Saved data entries:
***
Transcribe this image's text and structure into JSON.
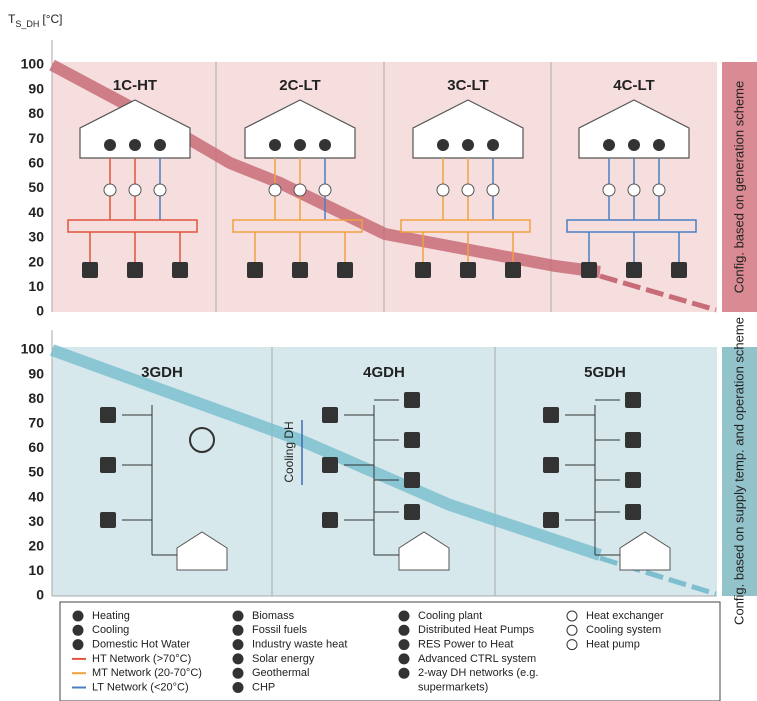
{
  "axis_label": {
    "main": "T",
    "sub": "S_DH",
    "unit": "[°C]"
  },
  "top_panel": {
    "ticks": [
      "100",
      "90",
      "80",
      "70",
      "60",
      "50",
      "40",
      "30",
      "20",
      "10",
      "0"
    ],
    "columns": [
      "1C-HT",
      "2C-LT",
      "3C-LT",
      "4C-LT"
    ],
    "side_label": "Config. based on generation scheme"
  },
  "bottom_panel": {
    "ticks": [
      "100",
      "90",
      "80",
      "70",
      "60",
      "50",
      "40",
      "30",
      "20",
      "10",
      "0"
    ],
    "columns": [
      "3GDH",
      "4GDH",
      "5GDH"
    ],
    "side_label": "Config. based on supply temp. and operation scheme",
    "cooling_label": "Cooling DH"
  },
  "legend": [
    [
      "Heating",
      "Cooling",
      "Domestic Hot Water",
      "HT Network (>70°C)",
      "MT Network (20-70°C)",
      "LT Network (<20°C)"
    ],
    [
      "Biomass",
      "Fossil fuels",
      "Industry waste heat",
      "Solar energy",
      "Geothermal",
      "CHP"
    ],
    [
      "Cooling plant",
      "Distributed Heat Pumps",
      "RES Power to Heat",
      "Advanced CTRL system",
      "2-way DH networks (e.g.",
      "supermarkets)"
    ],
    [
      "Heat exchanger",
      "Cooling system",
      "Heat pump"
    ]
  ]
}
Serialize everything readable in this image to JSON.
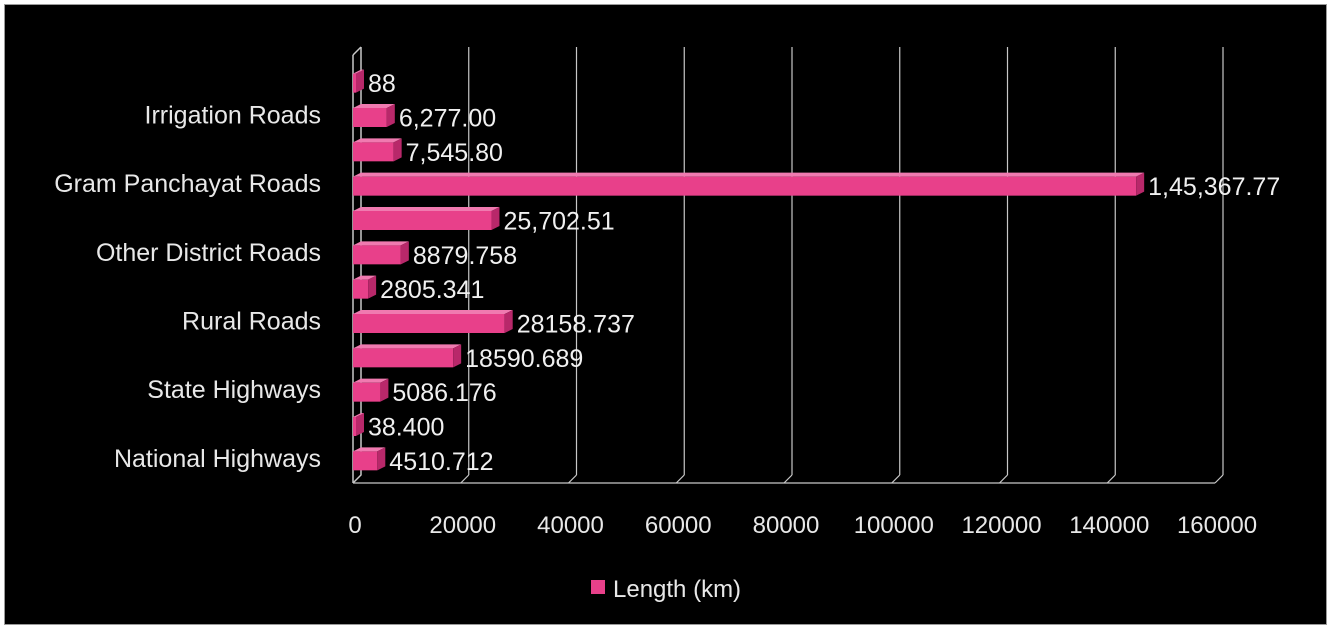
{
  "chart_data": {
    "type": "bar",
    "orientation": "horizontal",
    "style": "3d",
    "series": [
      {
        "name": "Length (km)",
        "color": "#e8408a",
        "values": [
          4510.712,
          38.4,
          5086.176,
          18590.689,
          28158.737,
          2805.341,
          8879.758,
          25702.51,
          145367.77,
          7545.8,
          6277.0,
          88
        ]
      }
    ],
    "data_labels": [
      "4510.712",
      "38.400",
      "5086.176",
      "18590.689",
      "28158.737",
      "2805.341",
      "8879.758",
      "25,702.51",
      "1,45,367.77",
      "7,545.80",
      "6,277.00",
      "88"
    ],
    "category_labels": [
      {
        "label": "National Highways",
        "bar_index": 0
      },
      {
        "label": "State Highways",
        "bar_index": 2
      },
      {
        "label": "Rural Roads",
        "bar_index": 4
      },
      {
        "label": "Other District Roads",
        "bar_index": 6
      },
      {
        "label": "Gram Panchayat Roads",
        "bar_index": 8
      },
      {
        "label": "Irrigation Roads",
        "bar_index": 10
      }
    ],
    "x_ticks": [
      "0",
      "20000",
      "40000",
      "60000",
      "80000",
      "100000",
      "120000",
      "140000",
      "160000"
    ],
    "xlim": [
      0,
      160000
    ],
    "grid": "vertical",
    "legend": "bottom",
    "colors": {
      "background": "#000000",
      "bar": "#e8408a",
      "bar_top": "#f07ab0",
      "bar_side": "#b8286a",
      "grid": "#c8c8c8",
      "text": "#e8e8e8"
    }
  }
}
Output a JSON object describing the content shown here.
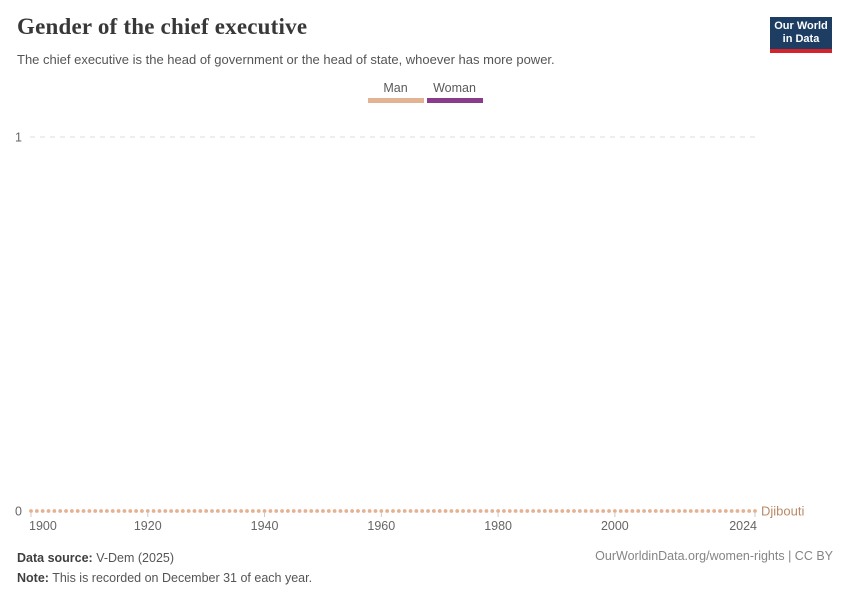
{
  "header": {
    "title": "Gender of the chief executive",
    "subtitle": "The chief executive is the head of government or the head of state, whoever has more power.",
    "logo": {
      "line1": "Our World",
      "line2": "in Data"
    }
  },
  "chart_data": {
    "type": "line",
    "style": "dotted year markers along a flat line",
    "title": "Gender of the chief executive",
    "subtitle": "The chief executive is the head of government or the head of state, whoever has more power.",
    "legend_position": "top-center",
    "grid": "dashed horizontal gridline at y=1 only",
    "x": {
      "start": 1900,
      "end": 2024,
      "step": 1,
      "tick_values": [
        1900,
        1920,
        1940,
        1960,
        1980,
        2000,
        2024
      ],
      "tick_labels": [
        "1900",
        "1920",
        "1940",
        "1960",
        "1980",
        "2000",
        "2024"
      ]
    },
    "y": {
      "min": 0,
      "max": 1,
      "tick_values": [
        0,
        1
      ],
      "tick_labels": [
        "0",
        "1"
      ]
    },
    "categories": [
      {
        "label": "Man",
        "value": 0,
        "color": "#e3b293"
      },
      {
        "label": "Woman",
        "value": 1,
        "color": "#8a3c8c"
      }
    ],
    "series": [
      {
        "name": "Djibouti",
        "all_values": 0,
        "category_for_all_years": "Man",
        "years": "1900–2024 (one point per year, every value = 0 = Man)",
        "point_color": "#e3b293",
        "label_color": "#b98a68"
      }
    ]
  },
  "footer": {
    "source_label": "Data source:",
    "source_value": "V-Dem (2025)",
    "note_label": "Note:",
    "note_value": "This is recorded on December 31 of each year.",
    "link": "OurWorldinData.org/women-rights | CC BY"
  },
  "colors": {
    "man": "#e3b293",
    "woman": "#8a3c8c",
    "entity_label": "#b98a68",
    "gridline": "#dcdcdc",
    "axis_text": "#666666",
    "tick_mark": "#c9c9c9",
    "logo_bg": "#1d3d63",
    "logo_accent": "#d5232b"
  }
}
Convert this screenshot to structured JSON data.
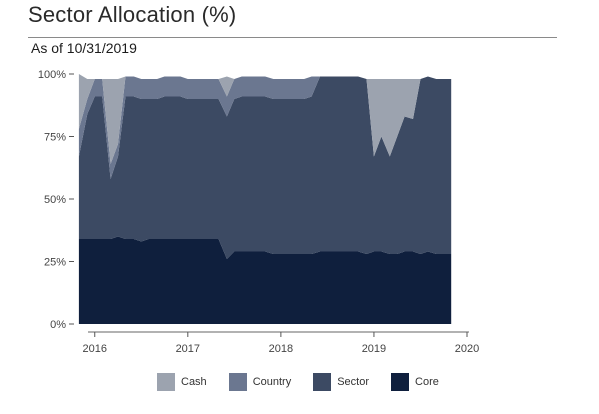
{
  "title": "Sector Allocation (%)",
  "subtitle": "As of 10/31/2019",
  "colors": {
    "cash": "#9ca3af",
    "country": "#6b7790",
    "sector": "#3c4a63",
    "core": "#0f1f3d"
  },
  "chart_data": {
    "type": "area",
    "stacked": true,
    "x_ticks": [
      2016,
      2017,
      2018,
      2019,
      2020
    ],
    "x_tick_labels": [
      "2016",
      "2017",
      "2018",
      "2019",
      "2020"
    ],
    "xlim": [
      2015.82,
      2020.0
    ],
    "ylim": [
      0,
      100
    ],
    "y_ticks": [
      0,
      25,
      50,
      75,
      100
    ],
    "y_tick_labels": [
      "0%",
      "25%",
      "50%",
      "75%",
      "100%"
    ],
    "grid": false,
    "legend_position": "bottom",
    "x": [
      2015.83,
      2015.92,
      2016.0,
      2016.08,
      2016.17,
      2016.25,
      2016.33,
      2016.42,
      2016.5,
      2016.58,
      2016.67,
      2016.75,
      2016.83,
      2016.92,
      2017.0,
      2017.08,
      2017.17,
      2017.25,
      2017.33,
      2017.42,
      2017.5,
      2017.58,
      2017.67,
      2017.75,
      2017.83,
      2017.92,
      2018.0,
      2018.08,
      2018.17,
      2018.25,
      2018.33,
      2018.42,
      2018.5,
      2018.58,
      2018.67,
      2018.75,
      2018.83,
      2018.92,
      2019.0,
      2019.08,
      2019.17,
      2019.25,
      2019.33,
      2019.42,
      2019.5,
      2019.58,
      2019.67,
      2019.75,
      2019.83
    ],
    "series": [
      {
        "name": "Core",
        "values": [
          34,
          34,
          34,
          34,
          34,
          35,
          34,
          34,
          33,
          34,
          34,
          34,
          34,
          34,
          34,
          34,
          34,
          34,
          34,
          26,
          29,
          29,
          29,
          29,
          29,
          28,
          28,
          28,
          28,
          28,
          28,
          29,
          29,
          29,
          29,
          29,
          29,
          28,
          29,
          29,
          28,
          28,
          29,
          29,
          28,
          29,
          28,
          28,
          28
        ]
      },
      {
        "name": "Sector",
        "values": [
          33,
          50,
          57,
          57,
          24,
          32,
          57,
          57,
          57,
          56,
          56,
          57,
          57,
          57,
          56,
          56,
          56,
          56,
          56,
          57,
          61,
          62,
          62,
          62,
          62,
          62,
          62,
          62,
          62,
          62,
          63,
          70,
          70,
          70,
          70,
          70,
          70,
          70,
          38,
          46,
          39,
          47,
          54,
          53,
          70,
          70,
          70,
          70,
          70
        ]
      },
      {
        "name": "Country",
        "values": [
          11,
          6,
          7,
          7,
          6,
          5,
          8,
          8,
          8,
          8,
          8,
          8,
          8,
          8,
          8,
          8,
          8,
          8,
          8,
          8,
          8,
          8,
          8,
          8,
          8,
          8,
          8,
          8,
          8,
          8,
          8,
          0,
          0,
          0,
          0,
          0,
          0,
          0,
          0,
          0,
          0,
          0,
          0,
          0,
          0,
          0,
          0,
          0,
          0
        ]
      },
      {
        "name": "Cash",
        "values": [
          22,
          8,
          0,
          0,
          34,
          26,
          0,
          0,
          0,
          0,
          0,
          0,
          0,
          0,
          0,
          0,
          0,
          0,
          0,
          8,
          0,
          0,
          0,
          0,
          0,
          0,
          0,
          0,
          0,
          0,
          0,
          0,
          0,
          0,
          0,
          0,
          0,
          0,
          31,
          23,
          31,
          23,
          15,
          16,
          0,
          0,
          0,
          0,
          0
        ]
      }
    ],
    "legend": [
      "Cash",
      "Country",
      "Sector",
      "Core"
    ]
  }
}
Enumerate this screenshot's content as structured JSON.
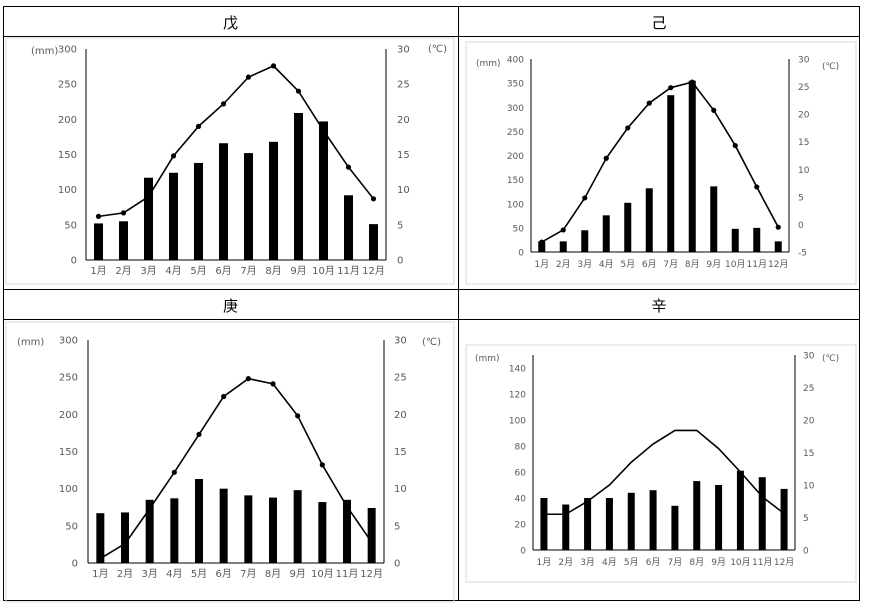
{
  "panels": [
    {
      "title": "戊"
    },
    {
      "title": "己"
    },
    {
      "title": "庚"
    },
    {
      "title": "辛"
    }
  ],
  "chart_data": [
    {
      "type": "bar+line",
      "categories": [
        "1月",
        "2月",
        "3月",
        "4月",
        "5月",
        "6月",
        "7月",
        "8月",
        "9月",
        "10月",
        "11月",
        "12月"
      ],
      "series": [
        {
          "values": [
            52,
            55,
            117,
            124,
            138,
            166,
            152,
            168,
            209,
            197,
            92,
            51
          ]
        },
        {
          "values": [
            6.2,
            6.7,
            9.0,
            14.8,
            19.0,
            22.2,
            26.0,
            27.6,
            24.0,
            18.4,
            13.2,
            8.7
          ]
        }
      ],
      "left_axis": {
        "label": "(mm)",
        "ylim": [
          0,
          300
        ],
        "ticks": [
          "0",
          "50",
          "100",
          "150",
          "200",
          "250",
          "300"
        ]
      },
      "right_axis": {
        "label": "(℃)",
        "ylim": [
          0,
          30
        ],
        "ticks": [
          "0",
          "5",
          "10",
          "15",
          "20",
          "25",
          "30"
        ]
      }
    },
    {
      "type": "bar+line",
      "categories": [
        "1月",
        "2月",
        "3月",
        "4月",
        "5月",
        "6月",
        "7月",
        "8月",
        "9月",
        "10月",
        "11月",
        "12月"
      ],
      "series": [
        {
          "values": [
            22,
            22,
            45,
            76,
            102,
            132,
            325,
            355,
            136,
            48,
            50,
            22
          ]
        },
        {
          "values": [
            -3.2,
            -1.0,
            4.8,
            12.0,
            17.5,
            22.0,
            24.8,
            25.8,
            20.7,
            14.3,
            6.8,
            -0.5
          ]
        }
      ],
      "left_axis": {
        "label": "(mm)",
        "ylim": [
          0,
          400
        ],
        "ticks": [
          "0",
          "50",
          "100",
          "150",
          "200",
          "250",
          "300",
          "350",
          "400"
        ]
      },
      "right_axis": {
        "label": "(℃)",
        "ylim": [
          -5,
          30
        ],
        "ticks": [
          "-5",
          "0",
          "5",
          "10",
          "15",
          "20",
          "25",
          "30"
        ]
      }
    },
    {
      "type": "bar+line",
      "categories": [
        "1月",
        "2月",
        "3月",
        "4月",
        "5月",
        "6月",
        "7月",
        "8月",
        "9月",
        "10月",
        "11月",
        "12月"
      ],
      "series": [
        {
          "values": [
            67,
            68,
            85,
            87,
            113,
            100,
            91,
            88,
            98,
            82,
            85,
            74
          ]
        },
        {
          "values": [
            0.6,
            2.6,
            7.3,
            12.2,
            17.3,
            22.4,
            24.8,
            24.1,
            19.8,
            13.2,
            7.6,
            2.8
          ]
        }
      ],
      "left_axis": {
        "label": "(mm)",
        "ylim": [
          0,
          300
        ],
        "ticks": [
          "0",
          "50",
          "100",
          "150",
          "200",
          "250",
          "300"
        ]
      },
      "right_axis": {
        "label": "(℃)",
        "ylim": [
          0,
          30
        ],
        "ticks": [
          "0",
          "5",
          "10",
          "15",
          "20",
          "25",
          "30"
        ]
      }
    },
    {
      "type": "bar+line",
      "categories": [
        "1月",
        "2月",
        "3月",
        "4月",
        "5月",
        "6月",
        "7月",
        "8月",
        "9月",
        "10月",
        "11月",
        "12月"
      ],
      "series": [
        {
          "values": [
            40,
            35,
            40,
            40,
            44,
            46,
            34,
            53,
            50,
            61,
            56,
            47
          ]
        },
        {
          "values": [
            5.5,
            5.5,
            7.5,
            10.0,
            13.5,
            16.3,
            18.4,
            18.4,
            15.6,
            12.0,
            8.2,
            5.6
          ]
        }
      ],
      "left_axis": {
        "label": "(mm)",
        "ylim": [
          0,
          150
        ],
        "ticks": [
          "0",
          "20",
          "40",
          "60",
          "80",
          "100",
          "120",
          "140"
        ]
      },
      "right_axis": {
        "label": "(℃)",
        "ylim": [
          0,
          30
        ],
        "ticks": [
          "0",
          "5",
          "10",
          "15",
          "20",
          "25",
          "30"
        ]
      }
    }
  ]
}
***
=== Required task ===
Read the entries above, then pull out the lines that include "Cooling".

=== Response to the exercise ===
    "cooling_label": "Cooling DH"
      "Cooling",
      "Cooling plant",
      "Cooling system",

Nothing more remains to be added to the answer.